Work instructions: Reproduce each line from the records that holds "content".

Stored data:
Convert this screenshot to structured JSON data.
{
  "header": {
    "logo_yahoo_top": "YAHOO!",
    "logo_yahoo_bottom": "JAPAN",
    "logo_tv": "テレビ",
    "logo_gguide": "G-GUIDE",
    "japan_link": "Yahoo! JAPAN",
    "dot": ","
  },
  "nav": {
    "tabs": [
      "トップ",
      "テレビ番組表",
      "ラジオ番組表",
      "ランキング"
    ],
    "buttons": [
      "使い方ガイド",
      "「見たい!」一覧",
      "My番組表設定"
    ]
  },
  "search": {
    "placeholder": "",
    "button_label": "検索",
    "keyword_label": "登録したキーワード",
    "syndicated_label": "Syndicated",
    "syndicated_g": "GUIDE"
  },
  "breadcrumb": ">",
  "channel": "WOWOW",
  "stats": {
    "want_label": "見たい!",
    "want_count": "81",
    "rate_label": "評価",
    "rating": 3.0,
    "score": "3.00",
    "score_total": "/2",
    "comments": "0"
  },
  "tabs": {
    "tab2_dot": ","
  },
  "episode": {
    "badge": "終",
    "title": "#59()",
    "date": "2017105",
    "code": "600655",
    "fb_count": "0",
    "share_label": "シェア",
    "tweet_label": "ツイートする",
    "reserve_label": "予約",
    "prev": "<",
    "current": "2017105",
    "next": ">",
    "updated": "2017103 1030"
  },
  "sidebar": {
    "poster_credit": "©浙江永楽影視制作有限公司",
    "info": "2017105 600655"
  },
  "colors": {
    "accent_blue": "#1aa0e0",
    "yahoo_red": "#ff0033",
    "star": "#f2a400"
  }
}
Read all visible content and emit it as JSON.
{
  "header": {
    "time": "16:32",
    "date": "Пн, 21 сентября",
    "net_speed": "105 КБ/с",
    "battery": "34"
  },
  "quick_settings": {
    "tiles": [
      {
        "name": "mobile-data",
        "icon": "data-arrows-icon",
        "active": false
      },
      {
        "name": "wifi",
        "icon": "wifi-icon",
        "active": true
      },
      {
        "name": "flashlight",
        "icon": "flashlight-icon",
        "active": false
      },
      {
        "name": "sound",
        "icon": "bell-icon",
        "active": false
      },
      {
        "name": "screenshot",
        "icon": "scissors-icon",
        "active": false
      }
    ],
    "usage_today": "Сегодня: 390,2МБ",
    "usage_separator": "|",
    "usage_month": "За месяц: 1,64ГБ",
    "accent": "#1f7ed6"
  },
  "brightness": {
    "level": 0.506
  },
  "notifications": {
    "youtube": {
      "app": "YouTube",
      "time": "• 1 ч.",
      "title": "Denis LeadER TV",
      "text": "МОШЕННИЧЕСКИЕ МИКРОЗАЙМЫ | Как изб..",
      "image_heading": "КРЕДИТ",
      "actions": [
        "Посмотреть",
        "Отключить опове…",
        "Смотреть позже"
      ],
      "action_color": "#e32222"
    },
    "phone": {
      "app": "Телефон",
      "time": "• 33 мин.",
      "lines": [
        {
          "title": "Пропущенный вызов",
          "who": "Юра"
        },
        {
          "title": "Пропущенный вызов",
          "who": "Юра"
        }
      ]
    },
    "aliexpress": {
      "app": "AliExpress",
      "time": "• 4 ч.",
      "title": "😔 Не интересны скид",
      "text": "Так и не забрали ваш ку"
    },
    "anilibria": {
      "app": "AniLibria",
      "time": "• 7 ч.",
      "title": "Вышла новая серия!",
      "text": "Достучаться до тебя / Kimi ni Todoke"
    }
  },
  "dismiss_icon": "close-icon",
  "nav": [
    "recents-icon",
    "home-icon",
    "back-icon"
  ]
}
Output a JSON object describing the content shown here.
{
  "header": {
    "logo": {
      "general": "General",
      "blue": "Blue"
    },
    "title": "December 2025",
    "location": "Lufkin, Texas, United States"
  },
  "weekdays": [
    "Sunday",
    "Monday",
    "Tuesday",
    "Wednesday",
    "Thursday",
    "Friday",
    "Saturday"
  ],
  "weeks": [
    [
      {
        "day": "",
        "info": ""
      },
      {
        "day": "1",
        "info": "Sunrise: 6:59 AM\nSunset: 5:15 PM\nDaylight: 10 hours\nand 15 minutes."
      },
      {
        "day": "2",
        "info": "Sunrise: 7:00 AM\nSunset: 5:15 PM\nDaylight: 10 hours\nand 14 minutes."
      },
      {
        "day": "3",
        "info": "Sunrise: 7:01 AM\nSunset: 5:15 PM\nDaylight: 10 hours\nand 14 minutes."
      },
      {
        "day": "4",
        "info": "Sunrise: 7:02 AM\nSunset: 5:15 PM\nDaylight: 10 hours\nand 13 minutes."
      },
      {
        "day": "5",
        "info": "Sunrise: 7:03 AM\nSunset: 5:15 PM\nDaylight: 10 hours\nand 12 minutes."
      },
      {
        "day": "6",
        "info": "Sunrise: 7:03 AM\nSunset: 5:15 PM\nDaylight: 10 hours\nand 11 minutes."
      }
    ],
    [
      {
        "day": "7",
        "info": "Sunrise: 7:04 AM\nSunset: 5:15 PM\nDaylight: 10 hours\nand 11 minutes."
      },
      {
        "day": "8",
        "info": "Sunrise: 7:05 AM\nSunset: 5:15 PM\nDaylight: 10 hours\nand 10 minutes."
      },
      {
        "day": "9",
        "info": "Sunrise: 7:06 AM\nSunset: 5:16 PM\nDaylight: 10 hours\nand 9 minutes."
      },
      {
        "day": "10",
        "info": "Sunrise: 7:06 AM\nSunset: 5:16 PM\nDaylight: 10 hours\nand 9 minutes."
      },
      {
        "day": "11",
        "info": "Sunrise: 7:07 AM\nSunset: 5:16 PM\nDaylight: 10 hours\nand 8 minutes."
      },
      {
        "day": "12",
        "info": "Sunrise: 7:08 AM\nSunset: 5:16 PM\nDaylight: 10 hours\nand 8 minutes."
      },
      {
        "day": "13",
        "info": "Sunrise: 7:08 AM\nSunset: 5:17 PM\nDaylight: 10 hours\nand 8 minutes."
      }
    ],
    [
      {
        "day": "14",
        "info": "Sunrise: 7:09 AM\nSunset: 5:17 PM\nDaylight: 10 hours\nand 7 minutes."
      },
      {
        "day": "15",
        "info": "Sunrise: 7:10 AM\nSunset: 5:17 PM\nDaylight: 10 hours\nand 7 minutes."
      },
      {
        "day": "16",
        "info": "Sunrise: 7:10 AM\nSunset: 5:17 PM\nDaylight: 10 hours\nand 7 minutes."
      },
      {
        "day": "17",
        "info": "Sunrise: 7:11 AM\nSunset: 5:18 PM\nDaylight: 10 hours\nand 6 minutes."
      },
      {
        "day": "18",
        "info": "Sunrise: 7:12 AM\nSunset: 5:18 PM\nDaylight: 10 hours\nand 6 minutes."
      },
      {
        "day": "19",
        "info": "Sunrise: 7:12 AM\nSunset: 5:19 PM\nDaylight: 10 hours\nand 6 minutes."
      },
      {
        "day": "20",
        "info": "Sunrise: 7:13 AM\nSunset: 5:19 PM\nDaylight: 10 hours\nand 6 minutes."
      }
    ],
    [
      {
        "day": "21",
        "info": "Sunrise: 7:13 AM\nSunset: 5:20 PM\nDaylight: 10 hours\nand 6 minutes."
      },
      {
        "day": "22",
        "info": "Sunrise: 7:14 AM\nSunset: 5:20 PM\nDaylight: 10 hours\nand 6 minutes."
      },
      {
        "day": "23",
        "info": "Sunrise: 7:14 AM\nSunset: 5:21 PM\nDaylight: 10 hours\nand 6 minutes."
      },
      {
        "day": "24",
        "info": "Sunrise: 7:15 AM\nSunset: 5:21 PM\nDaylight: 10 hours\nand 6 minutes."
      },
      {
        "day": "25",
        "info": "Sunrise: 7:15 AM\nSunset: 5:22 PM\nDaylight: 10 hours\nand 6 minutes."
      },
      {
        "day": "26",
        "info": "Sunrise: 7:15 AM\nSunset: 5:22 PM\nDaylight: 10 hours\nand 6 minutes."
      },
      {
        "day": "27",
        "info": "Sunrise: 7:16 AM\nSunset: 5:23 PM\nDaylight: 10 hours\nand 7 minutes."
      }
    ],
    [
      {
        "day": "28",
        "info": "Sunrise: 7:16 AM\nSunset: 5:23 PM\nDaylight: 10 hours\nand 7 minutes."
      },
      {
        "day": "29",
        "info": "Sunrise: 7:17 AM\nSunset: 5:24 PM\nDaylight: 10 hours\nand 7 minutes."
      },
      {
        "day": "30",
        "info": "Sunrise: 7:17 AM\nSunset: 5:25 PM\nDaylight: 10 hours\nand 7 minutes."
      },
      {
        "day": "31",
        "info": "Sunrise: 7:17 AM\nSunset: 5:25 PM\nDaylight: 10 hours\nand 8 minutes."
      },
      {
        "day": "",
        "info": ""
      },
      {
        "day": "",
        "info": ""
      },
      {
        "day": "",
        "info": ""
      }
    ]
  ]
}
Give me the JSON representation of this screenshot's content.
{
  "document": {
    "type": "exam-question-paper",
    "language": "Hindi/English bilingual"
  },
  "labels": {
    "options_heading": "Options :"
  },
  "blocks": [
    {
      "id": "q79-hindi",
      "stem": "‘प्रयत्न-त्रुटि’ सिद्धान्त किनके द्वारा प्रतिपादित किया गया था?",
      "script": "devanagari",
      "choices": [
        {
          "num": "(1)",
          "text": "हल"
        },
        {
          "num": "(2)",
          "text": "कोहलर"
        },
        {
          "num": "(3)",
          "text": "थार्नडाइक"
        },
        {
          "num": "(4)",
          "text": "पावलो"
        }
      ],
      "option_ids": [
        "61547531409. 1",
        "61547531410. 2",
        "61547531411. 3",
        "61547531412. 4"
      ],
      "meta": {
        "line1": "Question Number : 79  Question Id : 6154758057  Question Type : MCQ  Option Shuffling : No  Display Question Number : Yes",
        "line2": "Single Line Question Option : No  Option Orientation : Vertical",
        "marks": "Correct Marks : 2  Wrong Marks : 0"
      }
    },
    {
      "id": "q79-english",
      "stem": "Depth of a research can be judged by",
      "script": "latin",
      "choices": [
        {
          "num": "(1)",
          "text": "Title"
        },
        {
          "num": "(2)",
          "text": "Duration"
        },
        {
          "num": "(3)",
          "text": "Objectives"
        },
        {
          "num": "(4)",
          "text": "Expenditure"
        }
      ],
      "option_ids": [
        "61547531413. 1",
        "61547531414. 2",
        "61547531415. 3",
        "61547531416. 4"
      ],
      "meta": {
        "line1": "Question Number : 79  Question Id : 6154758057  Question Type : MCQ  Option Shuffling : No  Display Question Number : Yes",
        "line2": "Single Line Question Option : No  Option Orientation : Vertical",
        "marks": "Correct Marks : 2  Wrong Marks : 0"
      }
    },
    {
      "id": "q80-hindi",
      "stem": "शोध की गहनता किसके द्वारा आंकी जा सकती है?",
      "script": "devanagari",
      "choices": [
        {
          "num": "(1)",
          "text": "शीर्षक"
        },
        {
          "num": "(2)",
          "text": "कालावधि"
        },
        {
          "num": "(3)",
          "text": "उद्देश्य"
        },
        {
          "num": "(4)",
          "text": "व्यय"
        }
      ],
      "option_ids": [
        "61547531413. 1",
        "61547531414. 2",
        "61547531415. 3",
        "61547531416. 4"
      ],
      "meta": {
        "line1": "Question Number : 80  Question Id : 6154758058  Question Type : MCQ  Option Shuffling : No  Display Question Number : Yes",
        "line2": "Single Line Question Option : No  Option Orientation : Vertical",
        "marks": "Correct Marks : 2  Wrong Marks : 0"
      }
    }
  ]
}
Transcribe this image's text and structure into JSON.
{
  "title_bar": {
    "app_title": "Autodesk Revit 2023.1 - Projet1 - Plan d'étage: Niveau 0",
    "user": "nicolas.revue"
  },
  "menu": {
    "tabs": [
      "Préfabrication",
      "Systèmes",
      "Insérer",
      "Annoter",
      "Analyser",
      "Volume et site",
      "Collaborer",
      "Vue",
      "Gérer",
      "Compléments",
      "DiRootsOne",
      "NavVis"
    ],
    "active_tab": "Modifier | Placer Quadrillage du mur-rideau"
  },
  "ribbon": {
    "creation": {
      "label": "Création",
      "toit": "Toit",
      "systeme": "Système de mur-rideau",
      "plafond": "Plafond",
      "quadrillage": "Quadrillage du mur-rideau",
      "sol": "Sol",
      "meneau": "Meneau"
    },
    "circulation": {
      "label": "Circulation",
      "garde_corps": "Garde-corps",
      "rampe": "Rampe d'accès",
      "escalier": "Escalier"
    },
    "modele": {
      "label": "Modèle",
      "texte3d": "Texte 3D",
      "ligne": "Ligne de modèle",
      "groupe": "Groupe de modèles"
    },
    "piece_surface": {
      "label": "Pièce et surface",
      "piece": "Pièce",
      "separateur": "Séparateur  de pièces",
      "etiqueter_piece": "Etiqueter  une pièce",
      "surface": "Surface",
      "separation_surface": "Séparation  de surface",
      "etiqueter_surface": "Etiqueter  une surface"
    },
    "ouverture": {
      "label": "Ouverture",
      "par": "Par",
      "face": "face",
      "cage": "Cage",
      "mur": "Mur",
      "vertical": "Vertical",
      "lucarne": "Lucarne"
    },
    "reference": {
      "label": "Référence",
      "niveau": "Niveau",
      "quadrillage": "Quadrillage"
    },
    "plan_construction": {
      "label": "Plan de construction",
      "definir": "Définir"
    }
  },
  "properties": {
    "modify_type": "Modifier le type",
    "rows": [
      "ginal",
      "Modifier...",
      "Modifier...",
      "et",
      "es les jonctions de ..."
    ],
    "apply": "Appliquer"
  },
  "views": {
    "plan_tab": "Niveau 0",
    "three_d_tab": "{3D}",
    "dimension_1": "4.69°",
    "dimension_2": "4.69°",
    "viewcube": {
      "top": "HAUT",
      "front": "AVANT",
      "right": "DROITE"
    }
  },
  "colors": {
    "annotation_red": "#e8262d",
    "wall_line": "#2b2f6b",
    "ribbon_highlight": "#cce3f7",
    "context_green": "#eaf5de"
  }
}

Answer to the problem:
Read all visible content and emit it as JSON.
Output a JSON object describing the content shown here.
Give me the JSON representation of this screenshot's content.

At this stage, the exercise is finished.